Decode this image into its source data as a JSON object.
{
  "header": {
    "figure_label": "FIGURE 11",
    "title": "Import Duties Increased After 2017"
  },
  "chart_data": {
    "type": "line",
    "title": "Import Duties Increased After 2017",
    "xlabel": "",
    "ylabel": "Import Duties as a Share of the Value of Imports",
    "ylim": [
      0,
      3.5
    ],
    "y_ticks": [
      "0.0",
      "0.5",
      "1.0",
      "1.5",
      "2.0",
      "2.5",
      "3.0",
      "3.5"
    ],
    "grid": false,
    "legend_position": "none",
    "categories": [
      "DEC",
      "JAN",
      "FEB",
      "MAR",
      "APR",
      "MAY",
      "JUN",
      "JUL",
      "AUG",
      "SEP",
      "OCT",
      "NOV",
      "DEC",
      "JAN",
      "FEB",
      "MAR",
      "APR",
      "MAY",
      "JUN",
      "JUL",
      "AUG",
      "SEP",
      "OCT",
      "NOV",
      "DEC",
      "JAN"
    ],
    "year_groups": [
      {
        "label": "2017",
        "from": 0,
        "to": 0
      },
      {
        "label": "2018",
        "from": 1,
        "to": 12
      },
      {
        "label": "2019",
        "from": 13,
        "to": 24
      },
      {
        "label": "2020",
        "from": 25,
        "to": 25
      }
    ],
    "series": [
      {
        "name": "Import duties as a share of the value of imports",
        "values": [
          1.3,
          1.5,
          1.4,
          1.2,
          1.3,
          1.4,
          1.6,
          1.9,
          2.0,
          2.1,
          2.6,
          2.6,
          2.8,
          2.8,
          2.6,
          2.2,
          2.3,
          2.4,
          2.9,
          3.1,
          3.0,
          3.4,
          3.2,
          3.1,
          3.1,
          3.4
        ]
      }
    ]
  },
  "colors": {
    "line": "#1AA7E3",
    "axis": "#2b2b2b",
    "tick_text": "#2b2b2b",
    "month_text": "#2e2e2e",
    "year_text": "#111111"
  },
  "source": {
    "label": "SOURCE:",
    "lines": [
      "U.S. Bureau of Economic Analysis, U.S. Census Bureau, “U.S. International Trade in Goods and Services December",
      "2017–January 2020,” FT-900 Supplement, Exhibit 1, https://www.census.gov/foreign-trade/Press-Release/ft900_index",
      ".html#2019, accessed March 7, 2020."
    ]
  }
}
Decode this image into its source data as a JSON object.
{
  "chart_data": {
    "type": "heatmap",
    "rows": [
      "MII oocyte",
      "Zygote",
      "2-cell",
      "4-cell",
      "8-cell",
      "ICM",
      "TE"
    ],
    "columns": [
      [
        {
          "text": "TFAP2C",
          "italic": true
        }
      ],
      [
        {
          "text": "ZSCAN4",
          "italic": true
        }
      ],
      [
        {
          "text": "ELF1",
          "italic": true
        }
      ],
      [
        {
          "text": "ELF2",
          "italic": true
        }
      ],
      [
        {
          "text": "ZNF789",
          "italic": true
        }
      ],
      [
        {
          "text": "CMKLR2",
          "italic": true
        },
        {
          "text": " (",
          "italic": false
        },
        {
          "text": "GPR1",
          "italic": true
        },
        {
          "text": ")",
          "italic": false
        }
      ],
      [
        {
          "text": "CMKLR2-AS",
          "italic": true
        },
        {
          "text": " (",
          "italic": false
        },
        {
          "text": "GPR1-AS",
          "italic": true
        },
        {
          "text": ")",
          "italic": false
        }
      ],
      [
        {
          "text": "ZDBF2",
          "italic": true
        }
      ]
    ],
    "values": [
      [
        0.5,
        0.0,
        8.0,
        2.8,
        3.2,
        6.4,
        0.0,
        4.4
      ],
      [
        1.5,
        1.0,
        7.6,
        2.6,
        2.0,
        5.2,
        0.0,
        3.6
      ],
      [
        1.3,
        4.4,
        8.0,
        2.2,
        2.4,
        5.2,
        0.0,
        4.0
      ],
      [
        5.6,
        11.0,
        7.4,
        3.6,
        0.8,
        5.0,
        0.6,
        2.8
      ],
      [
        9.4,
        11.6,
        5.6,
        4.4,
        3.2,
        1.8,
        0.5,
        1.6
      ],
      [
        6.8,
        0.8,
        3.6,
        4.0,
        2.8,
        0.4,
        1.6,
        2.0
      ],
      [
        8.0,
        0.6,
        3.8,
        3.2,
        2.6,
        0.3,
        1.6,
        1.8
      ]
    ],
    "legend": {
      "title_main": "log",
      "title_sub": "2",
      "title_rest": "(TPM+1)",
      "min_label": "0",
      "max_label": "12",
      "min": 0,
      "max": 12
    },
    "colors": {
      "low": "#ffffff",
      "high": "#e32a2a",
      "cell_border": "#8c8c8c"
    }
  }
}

# [GIVEN REQUEST]
Extract all the material, leaving every line as it is.

# [ANSWER TO THIS TASK]
Decode this image into its source data as a JSON object.
{
  "header": {
    "figure_label": "FIGURE 11",
    "title": "Import Duties Increased After 2017"
  },
  "chart_data": {
    "type": "line",
    "title": "Import Duties Increased After 2017",
    "xlabel": "",
    "ylabel": "Import Duties as a Share of the Value of Imports",
    "ylim": [
      0,
      3.5
    ],
    "y_ticks": [
      "0.0",
      "0.5",
      "1.0",
      "1.5",
      "2.0",
      "2.5",
      "3.0",
      "3.5"
    ],
    "grid": false,
    "legend_position": "none",
    "categories": [
      "DEC",
      "JAN",
      "FEB",
      "MAR",
      "APR",
      "MAY",
      "JUN",
      "JUL",
      "AUG",
      "SEP",
      "OCT",
      "NOV",
      "DEC",
      "JAN",
      "FEB",
      "MAR",
      "APR",
      "MAY",
      "JUN",
      "JUL",
      "AUG",
      "SEP",
      "OCT",
      "NOV",
      "DEC",
      "JAN"
    ],
    "year_groups": [
      {
        "label": "2017",
        "from": 0,
        "to": 0
      },
      {
        "label": "2018",
        "from": 1,
        "to": 12
      },
      {
        "label": "2019",
        "from": 13,
        "to": 24
      },
      {
        "label": "2020",
        "from": 25,
        "to": 25
      }
    ],
    "series": [
      {
        "name": "Import duties as a share of the value of imports",
        "values": [
          1.3,
          1.5,
          1.4,
          1.2,
          1.3,
          1.4,
          1.6,
          1.9,
          2.0,
          2.1,
          2.6,
          2.6,
          2.8,
          2.8,
          2.6,
          2.2,
          2.3,
          2.4,
          2.9,
          3.1,
          3.0,
          3.4,
          3.2,
          3.1,
          3.1,
          3.4
        ]
      }
    ]
  },
  "colors": {
    "line": "#1AA7E3",
    "axis": "#2b2b2b",
    "tick_text": "#2b2b2b",
    "month_text": "#2e2e2e",
    "year_text": "#111111"
  },
  "source": {
    "label": "SOURCE:",
    "lines": [
      "U.S. Bureau of Economic Analysis, U.S. Census Bureau, “U.S. International Trade in Goods and Services December",
      "2017–January 2020,” FT-900 Supplement, Exhibit 1, https://www.census.gov/foreign-trade/Press-Release/ft900_index",
      ".html#2019, accessed March 7, 2020."
    ]
  }
}
Decode this image into its source data as a JSON object.
{
  "chart_data": {
    "type": "heatmap",
    "rows": [
      "MII oocyte",
      "Zygote",
      "2-cell",
      "4-cell",
      "8-cell",
      "ICM",
      "TE"
    ],
    "columns": [
      [
        {
          "text": "TFAP2C",
          "italic": true
        }
      ],
      [
        {
          "text": "ZSCAN4",
          "italic": true
        }
      ],
      [
        {
          "text": "ELF1",
          "italic": true
        }
      ],
      [
        {
          "text": "ELF2",
          "italic": true
        }
      ],
      [
        {
          "text": "ZNF789",
          "italic": true
        }
      ],
      [
        {
          "text": "CMKLR2",
          "italic": true
        },
        {
          "text": " (",
          "italic": false
        },
        {
          "text": "GPR1",
          "italic": true
        },
        {
          "text": ")",
          "italic": false
        }
      ],
      [
        {
          "text": "CMKLR2-AS",
          "italic": true
        },
        {
          "text": " (",
          "italic": false
        },
        {
          "text": "GPR1-AS",
          "italic": true
        },
        {
          "text": ")",
          "italic": false
        }
      ],
      [
        {
          "text": "ZDBF2",
          "italic": true
        }
      ]
    ],
    "values": [
      [
        0.5,
        0.0,
        8.0,
        2.8,
        3.2,
        6.4,
        0.0,
        4.4
      ],
      [
        1.5,
        1.0,
        7.6,
        2.6,
        2.0,
        5.2,
        0.0,
        3.6
      ],
      [
        1.3,
        4.4,
        8.0,
        2.2,
        2.4,
        5.2,
        0.0,
        4.0
      ],
      [
        5.6,
        11.0,
        7.4,
        3.6,
        0.8,
        5.0,
        0.6,
        2.8
      ],
      [
        9.4,
        11.6,
        5.6,
        4.4,
        3.2,
        1.8,
        0.5,
        1.6
      ],
      [
        6.8,
        0.8,
        3.6,
        4.0,
        2.8,
        0.4,
        1.6,
        2.0
      ],
      [
        8.0,
        0.6,
        3.8,
        3.2,
        2.6,
        0.3,
        1.6,
        1.8
      ]
    ],
    "legend": {
      "title_main": "log",
      "title_sub": "2",
      "title_rest": "(TPM+1)",
      "min_label": "0",
      "max_label": "12",
      "min": 0,
      "max": 12
    },
    "colors": {
      "low": "#ffffff",
      "high": "#e32a2a",
      "cell_border": "#8c8c8c"
    }
  }
}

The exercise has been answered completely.